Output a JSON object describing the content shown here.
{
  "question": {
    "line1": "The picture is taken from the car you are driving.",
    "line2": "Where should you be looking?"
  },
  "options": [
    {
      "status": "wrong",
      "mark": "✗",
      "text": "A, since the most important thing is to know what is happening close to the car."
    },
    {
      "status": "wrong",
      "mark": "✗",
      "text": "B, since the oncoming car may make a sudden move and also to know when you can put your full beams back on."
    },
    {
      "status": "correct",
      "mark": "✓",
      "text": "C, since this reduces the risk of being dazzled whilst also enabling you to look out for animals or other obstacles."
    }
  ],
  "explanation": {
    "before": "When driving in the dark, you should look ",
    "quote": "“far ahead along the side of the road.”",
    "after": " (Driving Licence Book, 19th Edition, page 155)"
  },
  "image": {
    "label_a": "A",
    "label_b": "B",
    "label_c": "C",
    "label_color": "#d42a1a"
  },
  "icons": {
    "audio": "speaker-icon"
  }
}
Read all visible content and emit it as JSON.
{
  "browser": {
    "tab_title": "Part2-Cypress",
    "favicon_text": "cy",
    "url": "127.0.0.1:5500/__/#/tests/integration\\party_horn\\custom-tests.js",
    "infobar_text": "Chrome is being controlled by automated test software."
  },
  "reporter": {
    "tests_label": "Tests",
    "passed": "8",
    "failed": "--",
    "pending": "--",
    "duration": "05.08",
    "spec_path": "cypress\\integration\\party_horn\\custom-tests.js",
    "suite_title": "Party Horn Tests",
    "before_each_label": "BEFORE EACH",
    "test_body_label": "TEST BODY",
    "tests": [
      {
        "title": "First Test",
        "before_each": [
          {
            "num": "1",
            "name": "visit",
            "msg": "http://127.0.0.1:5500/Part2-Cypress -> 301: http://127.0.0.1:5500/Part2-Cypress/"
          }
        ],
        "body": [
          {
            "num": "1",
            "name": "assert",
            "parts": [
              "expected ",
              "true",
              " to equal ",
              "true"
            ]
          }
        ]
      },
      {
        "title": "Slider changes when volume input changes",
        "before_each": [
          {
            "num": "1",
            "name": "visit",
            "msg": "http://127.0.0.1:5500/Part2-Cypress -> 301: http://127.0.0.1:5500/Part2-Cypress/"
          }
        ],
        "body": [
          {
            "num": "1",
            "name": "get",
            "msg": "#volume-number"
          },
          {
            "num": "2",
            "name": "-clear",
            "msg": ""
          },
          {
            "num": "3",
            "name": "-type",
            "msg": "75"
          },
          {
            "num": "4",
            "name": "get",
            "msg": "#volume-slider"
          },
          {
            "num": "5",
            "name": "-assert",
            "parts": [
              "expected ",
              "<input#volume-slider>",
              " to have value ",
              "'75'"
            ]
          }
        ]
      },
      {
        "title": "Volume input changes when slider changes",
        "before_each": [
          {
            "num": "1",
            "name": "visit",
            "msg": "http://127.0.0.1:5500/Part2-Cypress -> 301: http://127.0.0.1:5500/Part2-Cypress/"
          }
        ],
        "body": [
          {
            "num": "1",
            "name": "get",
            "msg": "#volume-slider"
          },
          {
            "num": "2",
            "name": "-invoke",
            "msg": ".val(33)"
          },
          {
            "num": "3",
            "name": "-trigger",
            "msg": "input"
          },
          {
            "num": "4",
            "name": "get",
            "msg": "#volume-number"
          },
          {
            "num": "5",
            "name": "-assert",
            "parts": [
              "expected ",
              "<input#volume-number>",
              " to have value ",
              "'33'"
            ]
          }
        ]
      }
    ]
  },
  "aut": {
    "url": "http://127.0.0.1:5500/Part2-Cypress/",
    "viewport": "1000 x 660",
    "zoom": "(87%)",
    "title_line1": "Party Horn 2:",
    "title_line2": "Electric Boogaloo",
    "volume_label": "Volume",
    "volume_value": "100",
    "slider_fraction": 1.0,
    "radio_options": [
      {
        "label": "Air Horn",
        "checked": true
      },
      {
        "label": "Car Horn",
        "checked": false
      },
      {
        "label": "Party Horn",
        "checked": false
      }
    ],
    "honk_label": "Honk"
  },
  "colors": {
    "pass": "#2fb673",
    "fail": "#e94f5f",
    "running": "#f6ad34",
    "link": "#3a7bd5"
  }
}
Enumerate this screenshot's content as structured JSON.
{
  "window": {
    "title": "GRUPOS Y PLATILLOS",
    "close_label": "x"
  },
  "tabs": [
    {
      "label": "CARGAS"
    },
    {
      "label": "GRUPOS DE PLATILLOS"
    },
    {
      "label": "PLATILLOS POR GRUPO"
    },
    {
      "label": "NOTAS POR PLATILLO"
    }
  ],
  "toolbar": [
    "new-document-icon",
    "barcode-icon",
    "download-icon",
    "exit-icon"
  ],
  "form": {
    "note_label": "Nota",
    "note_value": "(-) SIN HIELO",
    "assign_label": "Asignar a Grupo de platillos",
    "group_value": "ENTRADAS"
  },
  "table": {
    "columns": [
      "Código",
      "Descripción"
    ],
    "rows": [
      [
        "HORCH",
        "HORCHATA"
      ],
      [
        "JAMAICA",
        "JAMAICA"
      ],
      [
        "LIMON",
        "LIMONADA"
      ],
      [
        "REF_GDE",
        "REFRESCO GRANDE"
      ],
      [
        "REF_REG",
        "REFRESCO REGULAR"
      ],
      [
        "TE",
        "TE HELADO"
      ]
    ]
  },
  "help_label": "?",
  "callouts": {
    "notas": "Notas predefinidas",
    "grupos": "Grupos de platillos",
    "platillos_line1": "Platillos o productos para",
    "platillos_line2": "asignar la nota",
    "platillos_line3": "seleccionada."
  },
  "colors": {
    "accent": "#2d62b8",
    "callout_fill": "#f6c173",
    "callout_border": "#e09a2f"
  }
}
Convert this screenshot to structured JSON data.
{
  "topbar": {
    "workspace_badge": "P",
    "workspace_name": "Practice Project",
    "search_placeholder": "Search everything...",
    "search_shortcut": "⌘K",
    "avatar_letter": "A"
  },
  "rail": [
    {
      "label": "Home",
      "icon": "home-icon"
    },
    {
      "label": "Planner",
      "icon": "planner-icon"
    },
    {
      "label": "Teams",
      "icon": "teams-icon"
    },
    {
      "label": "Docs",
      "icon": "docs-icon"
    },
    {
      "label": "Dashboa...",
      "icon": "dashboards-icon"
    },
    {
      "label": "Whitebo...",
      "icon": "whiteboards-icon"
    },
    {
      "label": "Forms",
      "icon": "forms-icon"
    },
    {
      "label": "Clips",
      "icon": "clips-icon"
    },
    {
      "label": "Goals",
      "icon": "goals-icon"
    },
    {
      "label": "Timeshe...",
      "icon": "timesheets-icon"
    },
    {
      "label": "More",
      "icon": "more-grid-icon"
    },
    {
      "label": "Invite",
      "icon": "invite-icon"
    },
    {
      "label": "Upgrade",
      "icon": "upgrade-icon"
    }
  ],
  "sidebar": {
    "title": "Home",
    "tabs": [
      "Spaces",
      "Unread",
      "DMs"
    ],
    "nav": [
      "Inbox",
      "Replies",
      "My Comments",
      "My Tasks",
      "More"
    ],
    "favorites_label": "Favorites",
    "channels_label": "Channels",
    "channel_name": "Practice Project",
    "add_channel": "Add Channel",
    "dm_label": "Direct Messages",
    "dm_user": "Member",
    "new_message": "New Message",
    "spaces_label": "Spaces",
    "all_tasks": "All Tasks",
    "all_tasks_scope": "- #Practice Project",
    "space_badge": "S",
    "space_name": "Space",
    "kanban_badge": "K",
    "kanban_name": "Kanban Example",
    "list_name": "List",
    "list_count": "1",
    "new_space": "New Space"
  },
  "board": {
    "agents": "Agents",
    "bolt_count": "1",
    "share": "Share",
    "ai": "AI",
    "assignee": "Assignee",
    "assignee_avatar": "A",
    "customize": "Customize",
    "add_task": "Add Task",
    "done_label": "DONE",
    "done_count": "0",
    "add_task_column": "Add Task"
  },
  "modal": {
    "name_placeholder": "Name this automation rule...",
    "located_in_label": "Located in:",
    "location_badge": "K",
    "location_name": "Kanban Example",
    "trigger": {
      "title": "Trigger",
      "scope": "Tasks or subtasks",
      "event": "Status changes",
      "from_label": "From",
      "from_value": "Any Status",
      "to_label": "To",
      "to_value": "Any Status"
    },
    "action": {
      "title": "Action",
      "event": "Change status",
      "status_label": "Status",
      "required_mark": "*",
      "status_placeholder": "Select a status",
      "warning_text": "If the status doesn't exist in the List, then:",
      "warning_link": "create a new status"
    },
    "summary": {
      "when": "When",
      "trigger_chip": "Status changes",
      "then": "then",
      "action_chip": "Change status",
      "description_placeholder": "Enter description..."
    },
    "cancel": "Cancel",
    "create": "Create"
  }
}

▶ [Your goal] Search the data for "being". Copy every line that has it.

▶ [Response to the task]
      "text": "C, since this reduces the risk of being dazzled whilst also enabling you to look out for animals or other obstacles."
    "infobar_text": "Chrome is being controlled by automated test software."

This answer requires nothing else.